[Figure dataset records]

******************************

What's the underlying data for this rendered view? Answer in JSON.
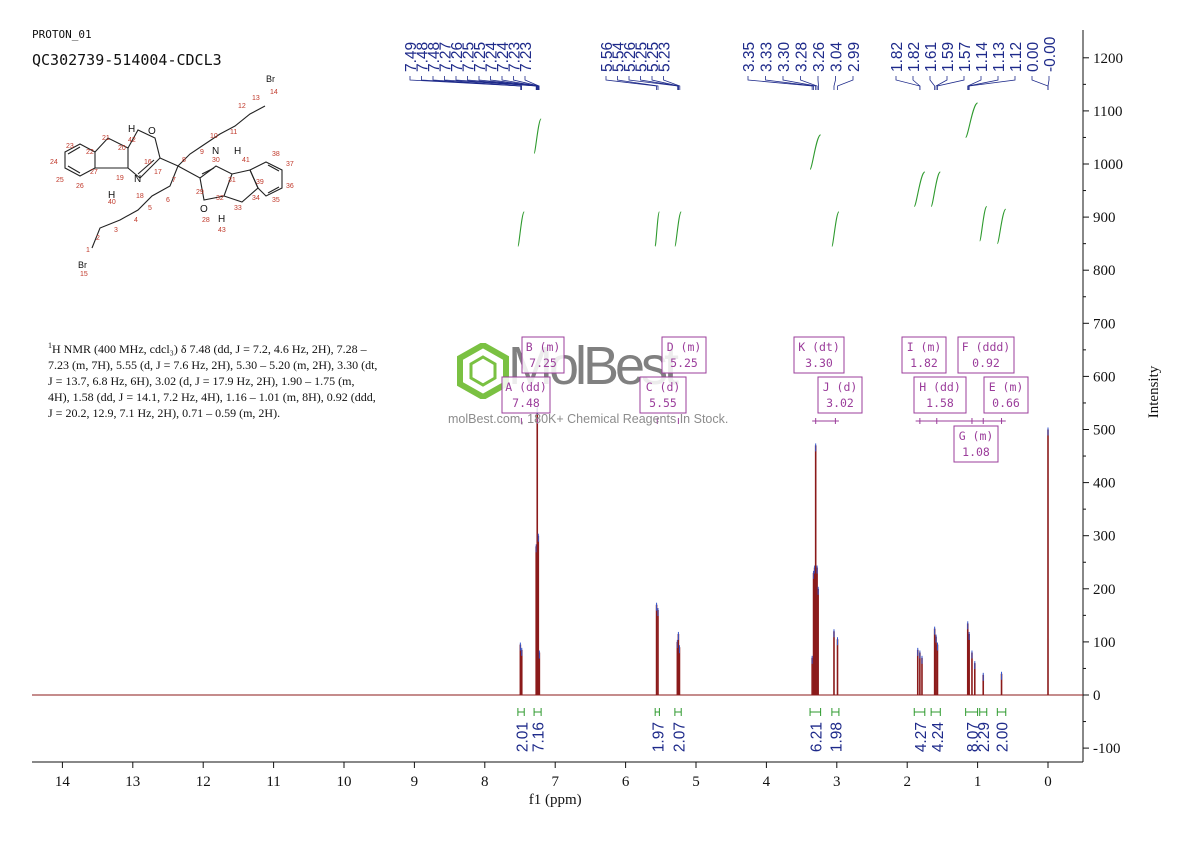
{
  "header": {
    "experiment": "PROTON_01",
    "sample": "QC302739-514004-CDCL3"
  },
  "nmr_description": {
    "prefix_sup": "1",
    "text": "H NMR (400 MHz, cdcl₃) δ 7.48 (dd, J = 7.2, 4.6 Hz, 2H), 7.28 – 7.23 (m, 7H), 5.55 (d, J = 7.6 Hz, 2H), 5.30 – 5.20 (m, 2H), 3.30 (dt, J = 13.7, 6.8 Hz, 6H), 3.02 (d, J = 17.9 Hz, 2H), 1.90 – 1.75 (m, 4H), 1.58 (dd, J = 14.1, 7.2 Hz, 4H), 1.16 – 1.01 (m, 8H), 0.92 (ddd, J = 20.2, 12.9, 7.1 Hz, 2H), 0.71 – 0.59 (m, 2H)."
  },
  "watermark": {
    "logo_text": "MolBest",
    "tagline": "molBest.com, 180K+ Chemical Reagents In Stock."
  },
  "structure": {
    "atom_labels": [
      "Br",
      "14",
      "13",
      "12",
      "11",
      "10",
      "9",
      "8",
      "7",
      "O",
      "16",
      "17",
      "N",
      "18",
      "19",
      "20",
      "21",
      "22",
      "23",
      "24",
      "25",
      "26",
      "27",
      "40",
      "42",
      "H",
      "H",
      "6",
      "5",
      "4",
      "3",
      "2",
      "1",
      "Br",
      "15",
      "29",
      "30",
      "N",
      "31",
      "41",
      "H",
      "39",
      "38",
      "37",
      "36",
      "35",
      "34",
      "33",
      "32",
      "O",
      "28",
      "H",
      "43"
    ]
  },
  "chart_data": {
    "type": "line",
    "title": "",
    "xlabel": "f1 (ppm)",
    "ylabel": "Intensity",
    "xlim": [
      14.5,
      -0.5
    ],
    "ylim": [
      -120,
      1250
    ],
    "x_ticks": [
      14,
      13,
      12,
      11,
      10,
      9,
      8,
      7,
      6,
      5,
      4,
      3,
      2,
      1,
      0
    ],
    "y_ticks": [
      -100,
      0,
      100,
      200,
      300,
      400,
      500,
      600,
      700,
      800,
      900,
      1000,
      1100,
      1200
    ],
    "x_reversed": true,
    "spectrum_color": "#8b1a1a",
    "integral_color": "#2e9a2e",
    "label_color": "#9b3d9b",
    "peak_label_color": "#1e2a8a",
    "peaks": [
      {
        "ppm": 7.495,
        "height": 95
      },
      {
        "ppm": 7.475,
        "height": 85
      },
      {
        "ppm": 7.27,
        "height": 280
      },
      {
        "ppm": 7.255,
        "height": 540
      },
      {
        "ppm": 7.24,
        "height": 300
      },
      {
        "ppm": 7.225,
        "height": 80
      },
      {
        "ppm": 5.56,
        "height": 170
      },
      {
        "ppm": 5.54,
        "height": 160
      },
      {
        "ppm": 5.265,
        "height": 100
      },
      {
        "ppm": 5.25,
        "height": 115
      },
      {
        "ppm": 5.235,
        "height": 90
      },
      {
        "ppm": 3.35,
        "height": 70
      },
      {
        "ppm": 3.33,
        "height": 230
      },
      {
        "ppm": 3.315,
        "height": 240
      },
      {
        "ppm": 3.3,
        "height": 470
      },
      {
        "ppm": 3.28,
        "height": 240
      },
      {
        "ppm": 3.265,
        "height": 200
      },
      {
        "ppm": 3.04,
        "height": 120
      },
      {
        "ppm": 2.99,
        "height": 105
      },
      {
        "ppm": 1.85,
        "height": 85
      },
      {
        "ppm": 1.82,
        "height": 80
      },
      {
        "ppm": 1.79,
        "height": 70
      },
      {
        "ppm": 1.61,
        "height": 125
      },
      {
        "ppm": 1.59,
        "height": 110
      },
      {
        "ppm": 1.57,
        "height": 95
      },
      {
        "ppm": 1.14,
        "height": 135
      },
      {
        "ppm": 1.12,
        "height": 115
      },
      {
        "ppm": 1.08,
        "height": 80
      },
      {
        "ppm": 1.04,
        "height": 60
      },
      {
        "ppm": 0.92,
        "height": 38
      },
      {
        "ppm": 0.66,
        "height": 40
      },
      {
        "ppm": 0.0,
        "height": 500
      }
    ],
    "peak_labels_left": [
      "7.49",
      "7.48",
      "7.48",
      "7.27",
      "7.26",
      "7.25",
      "7.25",
      "7.24",
      "7.24",
      "7.23",
      "7.23"
    ],
    "peak_labels_mid": [
      "5.56",
      "5.54",
      "5.26",
      "5.25",
      "5.25",
      "5.23"
    ],
    "peak_labels_right1": [
      "3.35",
      "3.33",
      "3.30",
      "3.28",
      "3.26",
      "3.04",
      "2.99"
    ],
    "peak_labels_right2": [
      "1.82",
      "1.82",
      "1.61",
      "1.59",
      "1.57",
      "1.14",
      "1.13",
      "1.12",
      "0.00",
      "-0.00"
    ],
    "integrals": [
      {
        "ppm": 7.48,
        "value": "2.01",
        "x_from": 7.53,
        "x_to": 7.44,
        "top": 910
      },
      {
        "ppm": 7.25,
        "value": "7.16",
        "x_from": 7.3,
        "x_to": 7.2,
        "top": 1085
      },
      {
        "ppm": 5.55,
        "value": "1.97",
        "x_from": 5.58,
        "x_to": 5.52,
        "top": 910
      },
      {
        "ppm": 5.25,
        "value": "2.07",
        "x_from": 5.3,
        "x_to": 5.21,
        "top": 910
      },
      {
        "ppm": 3.3,
        "value": "6.21",
        "x_from": 3.38,
        "x_to": 3.23,
        "top": 1055
      },
      {
        "ppm": 3.02,
        "value": "1.98",
        "x_from": 3.07,
        "x_to": 2.97,
        "top": 910
      },
      {
        "ppm": 1.82,
        "value": "4.27",
        "x_from": 1.9,
        "x_to": 1.75,
        "top": 985
      },
      {
        "ppm": 1.58,
        "value": "4.24",
        "x_from": 1.66,
        "x_to": 1.53,
        "top": 985
      },
      {
        "ppm": 1.08,
        "value": "8.07",
        "x_from": 1.17,
        "x_to": 1.0,
        "top": 1115
      },
      {
        "ppm": 0.92,
        "value": "2.29",
        "x_from": 0.97,
        "x_to": 0.87,
        "top": 920
      },
      {
        "ppm": 0.66,
        "value": "2.00",
        "x_from": 0.72,
        "x_to": 0.6,
        "top": 915
      }
    ],
    "multiplet_labels": [
      {
        "letter": "B (m)",
        "value": "7.25"
      },
      {
        "letter": "A (dd)",
        "value": "7.48"
      },
      {
        "letter": "D (m)",
        "value": "5.25"
      },
      {
        "letter": "C (d)",
        "value": "5.55"
      },
      {
        "letter": "K (dt)",
        "value": "3.30"
      },
      {
        "letter": "J (d)",
        "value": "3.02"
      },
      {
        "letter": "I (m)",
        "value": "1.82"
      },
      {
        "letter": "H (dd)",
        "value": "1.58"
      },
      {
        "letter": "F (ddd)",
        "value": "0.92"
      },
      {
        "letter": "E (m)",
        "value": "0.66"
      },
      {
        "letter": "G (m)",
        "value": "1.08"
      }
    ]
  }
}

******************************

What you return should match the records above word for word, minus the pictures.

### Task output:
What's the underlying data for this rendered view? Answer in JSON.
{
  "header": {
    "experiment": "PROTON_01",
    "sample": "QC302739-514004-CDCL3"
  },
  "nmr_description": {
    "prefix_sup": "1",
    "text": "H NMR (400 MHz, cdcl₃) δ 7.48 (dd, J = 7.2, 4.6 Hz, 2H), 7.28 – 7.23 (m, 7H), 5.55 (d, J = 7.6 Hz, 2H), 5.30 – 5.20 (m, 2H), 3.30 (dt, J = 13.7, 6.8 Hz, 6H), 3.02 (d, J = 17.9 Hz, 2H), 1.90 – 1.75 (m, 4H), 1.58 (dd, J = 14.1, 7.2 Hz, 4H), 1.16 – 1.01 (m, 8H), 0.92 (ddd, J = 20.2, 12.9, 7.1 Hz, 2H), 0.71 – 0.59 (m, 2H)."
  },
  "watermark": {
    "logo_text": "MolBest",
    "tagline": "molBest.com, 180K+ Chemical Reagents In Stock."
  },
  "structure": {
    "atom_labels": [
      "Br",
      "14",
      "13",
      "12",
      "11",
      "10",
      "9",
      "8",
      "7",
      "O",
      "16",
      "17",
      "N",
      "18",
      "19",
      "20",
      "21",
      "22",
      "23",
      "24",
      "25",
      "26",
      "27",
      "40",
      "42",
      "H",
      "H",
      "6",
      "5",
      "4",
      "3",
      "2",
      "1",
      "Br",
      "15",
      "29",
      "30",
      "N",
      "31",
      "41",
      "H",
      "39",
      "38",
      "37",
      "36",
      "35",
      "34",
      "33",
      "32",
      "O",
      "28",
      "H",
      "43"
    ]
  },
  "chart_data": {
    "type": "line",
    "title": "",
    "xlabel": "f1 (ppm)",
    "ylabel": "Intensity",
    "xlim": [
      14.5,
      -0.5
    ],
    "ylim": [
      -120,
      1250
    ],
    "x_ticks": [
      14,
      13,
      12,
      11,
      10,
      9,
      8,
      7,
      6,
      5,
      4,
      3,
      2,
      1,
      0
    ],
    "y_ticks": [
      -100,
      0,
      100,
      200,
      300,
      400,
      500,
      600,
      700,
      800,
      900,
      1000,
      1100,
      1200
    ],
    "x_reversed": true,
    "spectrum_color": "#8b1a1a",
    "integral_color": "#2e9a2e",
    "label_color": "#9b3d9b",
    "peak_label_color": "#1e2a8a",
    "peaks": [
      {
        "ppm": 7.495,
        "height": 95
      },
      {
        "ppm": 7.475,
        "height": 85
      },
      {
        "ppm": 7.27,
        "height": 280
      },
      {
        "ppm": 7.255,
        "height": 540
      },
      {
        "ppm": 7.24,
        "height": 300
      },
      {
        "ppm": 7.225,
        "height": 80
      },
      {
        "ppm": 5.56,
        "height": 170
      },
      {
        "ppm": 5.54,
        "height": 160
      },
      {
        "ppm": 5.265,
        "height": 100
      },
      {
        "ppm": 5.25,
        "height": 115
      },
      {
        "ppm": 5.235,
        "height": 90
      },
      {
        "ppm": 3.35,
        "height": 70
      },
      {
        "ppm": 3.33,
        "height": 230
      },
      {
        "ppm": 3.315,
        "height": 240
      },
      {
        "ppm": 3.3,
        "height": 470
      },
      {
        "ppm": 3.28,
        "height": 240
      },
      {
        "ppm": 3.265,
        "height": 200
      },
      {
        "ppm": 3.04,
        "height": 120
      },
      {
        "ppm": 2.99,
        "height": 105
      },
      {
        "ppm": 1.85,
        "height": 85
      },
      {
        "ppm": 1.82,
        "height": 80
      },
      {
        "ppm": 1.79,
        "height": 70
      },
      {
        "ppm": 1.61,
        "height": 125
      },
      {
        "ppm": 1.59,
        "height": 110
      },
      {
        "ppm": 1.57,
        "height": 95
      },
      {
        "ppm": 1.14,
        "height": 135
      },
      {
        "ppm": 1.12,
        "height": 115
      },
      {
        "ppm": 1.08,
        "height": 80
      },
      {
        "ppm": 1.04,
        "height": 60
      },
      {
        "ppm": 0.92,
        "height": 38
      },
      {
        "ppm": 0.66,
        "height": 40
      },
      {
        "ppm": 0.0,
        "height": 500
      }
    ],
    "peak_labels_left": [
      "7.49",
      "7.48",
      "7.48",
      "7.27",
      "7.26",
      "7.25",
      "7.25",
      "7.24",
      "7.24",
      "7.23",
      "7.23"
    ],
    "peak_labels_mid": [
      "5.56",
      "5.54",
      "5.26",
      "5.25",
      "5.25",
      "5.23"
    ],
    "peak_labels_right1": [
      "3.35",
      "3.33",
      "3.30",
      "3.28",
      "3.26",
      "3.04",
      "2.99"
    ],
    "peak_labels_right2": [
      "1.82",
      "1.82",
      "1.61",
      "1.59",
      "1.57",
      "1.14",
      "1.13",
      "1.12",
      "0.00",
      "-0.00"
    ],
    "integrals": [
      {
        "ppm": 7.48,
        "value": "2.01",
        "x_from": 7.53,
        "x_to": 7.44,
        "top": 910
      },
      {
        "ppm": 7.25,
        "value": "7.16",
        "x_from": 7.3,
        "x_to": 7.2,
        "top": 1085
      },
      {
        "ppm": 5.55,
        "value": "1.97",
        "x_from": 5.58,
        "x_to": 5.52,
        "top": 910
      },
      {
        "ppm": 5.25,
        "value": "2.07",
        "x_from": 5.3,
        "x_to": 5.21,
        "top": 910
      },
      {
        "ppm": 3.3,
        "value": "6.21",
        "x_from": 3.38,
        "x_to": 3.23,
        "top": 1055
      },
      {
        "ppm": 3.02,
        "value": "1.98",
        "x_from": 3.07,
        "x_to": 2.97,
        "top": 910
      },
      {
        "ppm": 1.82,
        "value": "4.27",
        "x_from": 1.9,
        "x_to": 1.75,
        "top": 985
      },
      {
        "ppm": 1.58,
        "value": "4.24",
        "x_from": 1.66,
        "x_to": 1.53,
        "top": 985
      },
      {
        "ppm": 1.08,
        "value": "8.07",
        "x_from": 1.17,
        "x_to": 1.0,
        "top": 1115
      },
      {
        "ppm": 0.92,
        "value": "2.29",
        "x_from": 0.97,
        "x_to": 0.87,
        "top": 920
      },
      {
        "ppm": 0.66,
        "value": "2.00",
        "x_from": 0.72,
        "x_to": 0.6,
        "top": 915
      }
    ],
    "multiplet_labels": [
      {
        "letter": "B (m)",
        "value": "7.25"
      },
      {
        "letter": "A (dd)",
        "value": "7.48"
      },
      {
        "letter": "D (m)",
        "value": "5.25"
      },
      {
        "letter": "C (d)",
        "value": "5.55"
      },
      {
        "letter": "K (dt)",
        "value": "3.30"
      },
      {
        "letter": "J (d)",
        "value": "3.02"
      },
      {
        "letter": "I (m)",
        "value": "1.82"
      },
      {
        "letter": "H (dd)",
        "value": "1.58"
      },
      {
        "letter": "F (ddd)",
        "value": "0.92"
      },
      {
        "letter": "E (m)",
        "value": "0.66"
      },
      {
        "letter": "G (m)",
        "value": "1.08"
      }
    ]
  }
}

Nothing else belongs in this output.